Material:
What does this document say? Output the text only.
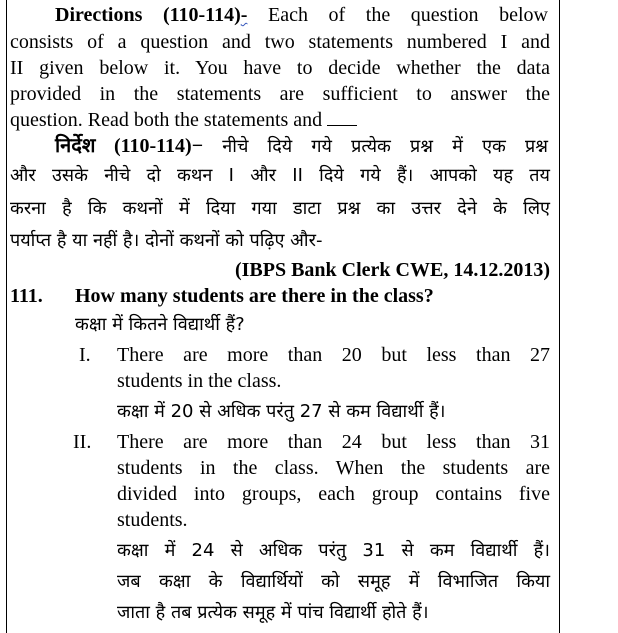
Directions (110-114)- Each of the question below
consists of a question and two statements numbered I and
II given below it. You have to decide whether the data
provided in the statements are sufficient to answer the
question. Read both the statements and
निर्देश (110-114)− नीचे दिये गये प्रत्येक प्रश्न में एक प्रश्न
और उसके नीचे दो कथन I और II दिये गये हैं। आपको यह तय
करना है कि कथनों में दिया गया डाटा प्रश्न का उत्तर देने के लिए
पर्याप्त है या नहीं है। दोनों कथनों को पढ़िए और-
(IBPS Bank Clerk CWE, 14.12.2013)
111.	How many students are there in the class?
कक्षा में कितने विद्यार्थी हैं?
I.	There are more than 20 but less than 27
students in the class.
कक्षा में 20 से अधिक परंतु 27 से कम विद्यार्थी हैं।
II.	There are more than 24 but less than 31
students in the class. When the students are
divided into groups, each group contains five
students.
कक्षा में 24 से अधिक परंतु 31 से कम विद्यार्थी हैं।
जब कक्षा के विद्यार्थियों को समूह में विभाजित किया
जाता है तब प्रत्येक समूह में पांच विद्यार्थी होते हैं।
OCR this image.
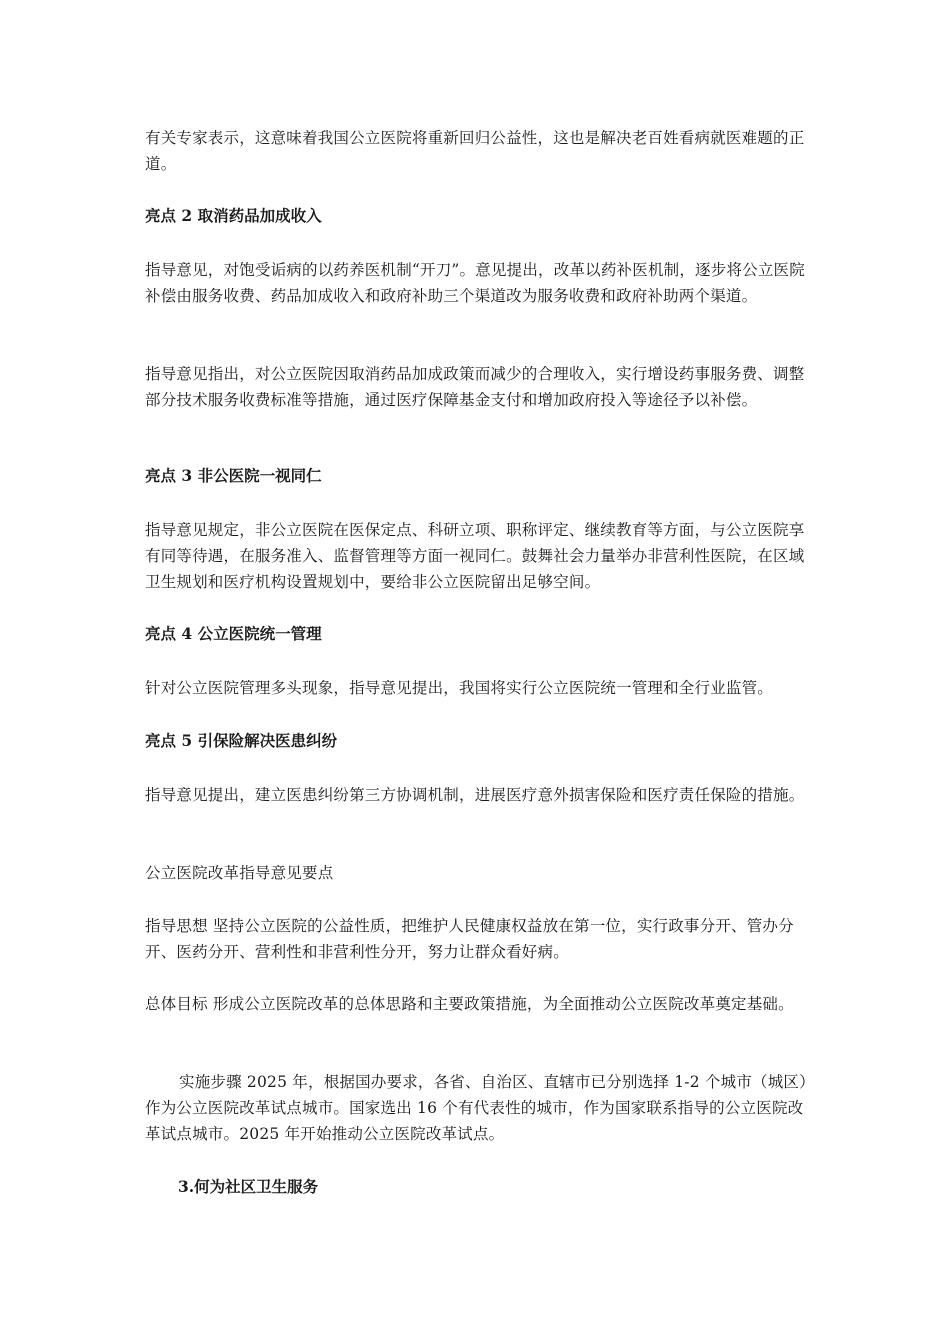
有关专家表示，这意味着我国公立医院将重新回归公益性，这也是解决老百姓看病就医难题的正道。

亮点 2 取消药品加成收入

指导意见，对饱受诟病的以药养医机制“开刀”。意见提出，改革以药补医机制，逐步将公立医院补偿由服务收费、药品加成收入和政府补助三个渠道改为服务收费和政府补助两个渠道。

指导意见指出，对公立医院因取消药品加成政策而减少的合理收入，实行增设药事服务费、调整部分技术服务收费标准等措施，通过医疗保障基金支付和增加政府投入等途径予以补偿。

亮点 3 非公医院一视同仁

指导意见规定，非公立医院在医保定点、科研立项、职称评定、继续教育等方面，与公立医院享有同等待遇，在服务准入、监督管理等方面一视同仁。鼓舞社会力量举办非营利性医院，在区域卫生规划和医疗机构设置规划中，要给非公立医院留出足够空间。

亮点 4 公立医院统一管理

针对公立医院管理多头现象，指导意见提出，我国将实行公立医院统一管理和全行业监管。

亮点 5 引保险解决医患纠纷

指导意见提出，建立医患纠纷第三方协调机制，进展医疗意外损害保险和医疗责任保险的措施。

公立医院改革指导意见要点

指导思想 坚持公立医院的公益性质，把维护人民健康权益放在第一位，实行政事分开、管办分开、医药分开、营利性和非营利性分开，努力让群众看好病。

总体目标 形成公立医院改革的总体思路和主要政策措施，为全面推动公立医院改革奠定基础。

实施步骤 2025 年，根据国办要求，各省、自治区、直辖市已分别选择 1-2 个城市（城区）作为公立医院改革试点城市。国家选出 16 个有代表性的城市，作为国家联系指导的公立医院改革试点城市。2025 年开始推动公立医院改革试点。

3.何为社区卫生服务
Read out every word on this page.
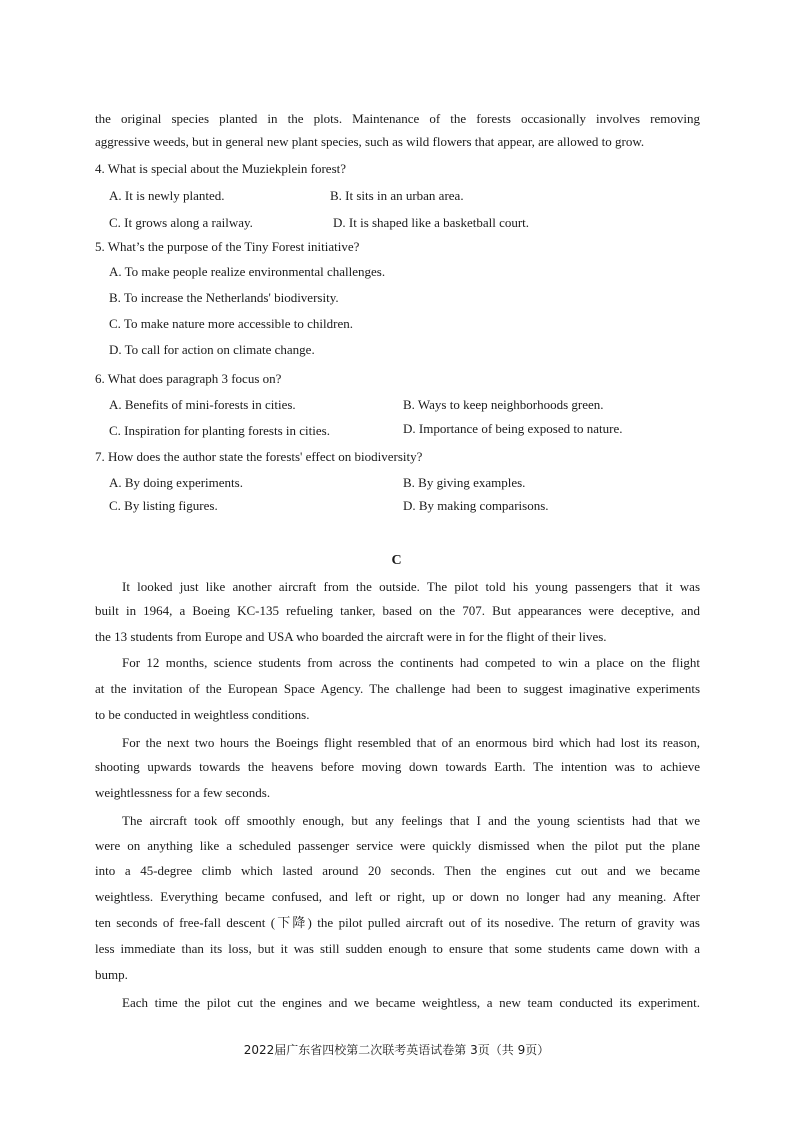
the original species planted in the plots. Maintenance of the forests occasionally involves removing
aggressive weeds, but in general new plant species, such as wild flowers that appear, are allowed to grow.
4. What is special about the Muziekplein forest?
A. It is newly planted.	B. It sits in an urban area.
C. It grows along a railway.	D. It is shaped like a basketball court.
5. What’s the purpose of the Tiny Forest initiative?
A. To make people realize environmental challenges.
B. To increase the Netherlands' biodiversity.
C. To make nature more accessible to children.
D. To call for action on climate change.
6. What does paragraph 3 focus on?
A. Benefits of mini-forests in cities.	B. Ways to keep neighborhoods green.
C. Inspiration for planting forests in cities.	D. Importance of being exposed to nature.
7. How does the author state the forests' effect on biodiversity?
A. By doing experiments.	B. By giving examples.
C. By listing figures.	D. By making comparisons.
C
It looked just like another aircraft from the outside. The pilot told his young passengers that it was
built in 1964, a Boeing KC-135 refueling tanker, based on the 707. But appearances were deceptive, and
the 13 students from Europe and USA who boarded the aircraft were in for the flight of their lives.
For 12 months, science students from across the continents had competed to win a place on the flight
at the invitation of the European Space Agency. The challenge had been to suggest imaginative experiments
to be conducted in weightless conditions.
For the next two hours the Boeings flight resembled that of an enormous bird which had lost its reason,
shooting upwards towards the heavens before moving down towards Earth. The intention was to achieve
weightlessness for a few seconds.
The aircraft took off smoothly enough, but any feelings that I and the young scientists had that we
were on anything like a scheduled passenger service were quickly dismissed when the pilot put the plane
into a 45-degree climb which lasted around 20 seconds. Then the engines cut out and we became
weightless. Everything became confused, and left or right, up or down no longer had any meaning. After
ten seconds of free-fall descent (下降) the pilot pulled aircraft out of its nosedive. The return of gravity was
less immediate than its loss, but it was still sudden enough to ensure that some students came down with a
bump.
Each time the pilot cut the engines and we became weightless, a new team conducted its experiment.
2022届广东省四校第二次联考英语试卷第 3页（共 9页）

Written request: Give an exact copy of the material, leaving out every picture.

Result of this exercise:
What does this document say? Output the text only.
Directions (110-114)- Each of the question below
consists of a question and two statements numbered I and
II given below it. You have to decide whether the data
provided in the statements are sufficient to answer the
question. Read both the statements and
निर्देश (110-114)− नीचे दिये गये प्रत्येक प्रश्न में एक प्रश्न
और उसके नीचे दो कथन I और II दिये गये हैं। आपको यह तय
करना है कि कथनों में दिया गया डाटा प्रश्न का उत्तर देने के लिए
पर्याप्त है या नहीं है। दोनों कथनों को पढ़िए और-
(IBPS Bank Clerk CWE, 14.12.2013)
111.	How many students are there in the class?
कक्षा में कितने विद्यार्थी हैं?
I.	There are more than 20 but less than 27
students in the class.
कक्षा में 20 से अधिक परंतु 27 से कम विद्यार्थी हैं।
II.	There are more than 24 but less than 31
students in the class. When the students are
divided into groups, each group contains five
students.
कक्षा में 24 से अधिक परंतु 31 से कम विद्यार्थी हैं।
जब कक्षा के विद्यार्थियों को समूह में विभाजित किया
जाता है तब प्रत्येक समूह में पांच विद्यार्थी होते हैं।
OCR this image.
有关专家表示，这意味着我国公立医院将重新回归公益性，这也是解决老百姓看病就医难题的正道。

亮点 2 取消药品加成收入

指导意见，对饱受诟病的以药养医机制“开刀”。意见提出，改革以药补医机制，逐步将公立医院补偿由服务收费、药品加成收入和政府补助三个渠道改为服务收费和政府补助两个渠道。

指导意见指出，对公立医院因取消药品加成政策而减少的合理收入，实行增设药事服务费、调整部分技术服务收费标准等措施，通过医疗保障基金支付和增加政府投入等途径予以补偿。

亮点 3 非公医院一视同仁

指导意见规定，非公立医院在医保定点、科研立项、职称评定、继续教育等方面，与公立医院享有同等待遇，在服务准入、监督管理等方面一视同仁。鼓舞社会力量举办非营利性医院，在区域卫生规划和医疗机构设置规划中，要给非公立医院留出足够空间。

亮点 4 公立医院统一管理

针对公立医院管理多头现象，指导意见提出，我国将实行公立医院统一管理和全行业监管。

亮点 5 引保险解决医患纠纷

指导意见提出，建立医患纠纷第三方协调机制，进展医疗意外损害保险和医疗责任保险的措施。

公立医院改革指导意见要点

指导思想 坚持公立医院的公益性质，把维护人民健康权益放在第一位，实行政事分开、管办分开、医药分开、营利性和非营利性分开，努力让群众看好病。

总体目标 形成公立医院改革的总体思路和主要政策措施，为全面推动公立医院改革奠定基础。

实施步骤 2025 年，根据国办要求，各省、自治区、直辖市已分别选择 1-2 个城市（城区）作为公立医院改革试点城市。国家选出 16 个有代表性的城市，作为国家联系指导的公立医院改革试点城市。2025 年开始推动公立医院改革试点。

3.何为社区卫生服务
Read out every word on this page.
the original species planted in the plots. Maintenance of the forests occasionally involves removing
aggressive weeds, but in general new plant species, such as wild flowers that appear, are allowed to grow.
4. What is special about the Muziekplein forest?
A. It is newly planted.	B. It sits in an urban area.
C. It grows along a railway.	D. It is shaped like a basketball court.
5. What’s the purpose of the Tiny Forest initiative?
A. To make people realize environmental challenges.
B. To increase the Netherlands' biodiversity.
C. To make nature more accessible to children.
D. To call for action on climate change.
6. What does paragraph 3 focus on?
A. Benefits of mini-forests in cities.	B. Ways to keep neighborhoods green.
C. Inspiration for planting forests in cities.	D. Importance of being exposed to nature.
7. How does the author state the forests' effect on biodiversity?
A. By doing experiments.	B. By giving examples.
C. By listing figures.	D. By making comparisons.
C
It looked just like another aircraft from the outside. The pilot told his young passengers that it was
built in 1964, a Boeing KC-135 refueling tanker, based on the 707. But appearances were deceptive, and
the 13 students from Europe and USA who boarded the aircraft were in for the flight of their lives.
For 12 months, science students from across the continents had competed to win a place on the flight
at the invitation of the European Space Agency. The challenge had been to suggest imaginative experiments
to be conducted in weightless conditions.
For the next two hours the Boeings flight resembled that of an enormous bird which had lost its reason,
shooting upwards towards the heavens before moving down towards Earth. The intention was to achieve
weightlessness for a few seconds.
The aircraft took off smoothly enough, but any feelings that I and the young scientists had that we
were on anything like a scheduled passenger service were quickly dismissed when the pilot put the plane
into a 45-degree climb which lasted around 20 seconds. Then the engines cut out and we became
weightless. Everything became confused, and left or right, up or down no longer had any meaning. After
ten seconds of free-fall descent (下降) the pilot pulled aircraft out of its nosedive. The return of gravity was
less immediate than its loss, but it was still sudden enough to ensure that some students came down with a
bump.
Each time the pilot cut the engines and we became weightless, a new team conducted its experiment.
2022届广东省四校第二次联考英语试卷第 3页（共 9页）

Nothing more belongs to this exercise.